--- Start Records shown ---
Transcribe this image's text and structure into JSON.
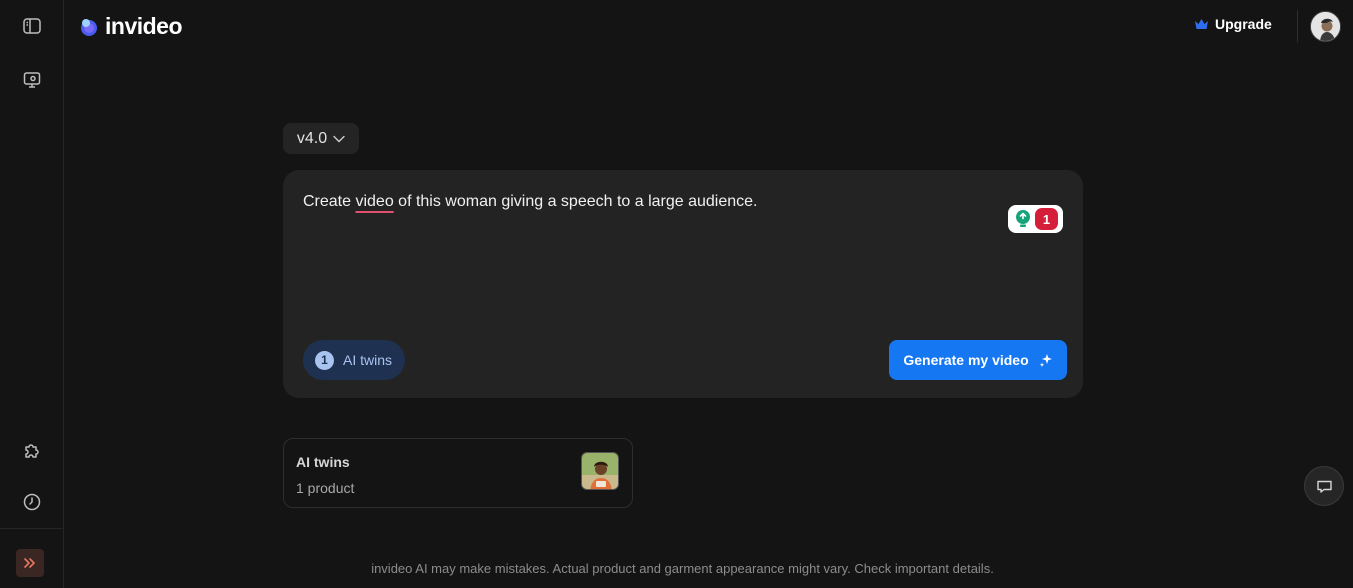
{
  "brand": {
    "name": "invideo"
  },
  "header": {
    "upgrade_label": "Upgrade"
  },
  "sidebar": {
    "icons": [
      "panel-toggle-icon",
      "project-icon",
      "puzzle-icon",
      "history-icon",
      "expand-icon"
    ]
  },
  "composer": {
    "version": "v4.0",
    "prompt_before": "Create ",
    "prompt_flagged_word": "video",
    "prompt_after": " of this woman giving a speech to a large audience.",
    "grammar_issue_count": "1",
    "attachment_count": "1",
    "attachment_label": "AI twins",
    "generate_label": "Generate my video"
  },
  "attachments_panel": {
    "title": "AI twins",
    "subtitle": "1 product"
  },
  "footer": {
    "disclaimer": "invideo AI may make mistakes. Actual product and garment appearance might vary. Check important details."
  },
  "colors": {
    "background": "#141414",
    "card": "#232323",
    "accent_blue": "#1677f2",
    "chip_bg": "#1f3150",
    "grammar_red": "#d51e3a",
    "grammar_green": "#16a37a"
  }
}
--- End Records shown ---
[Goal] Pull out every line in the material above where "this" occurs.

[Task result]
Transcribe this image's text and structure into JSON.
    "prompt_after": " of this woman giving a speech to a large audience.",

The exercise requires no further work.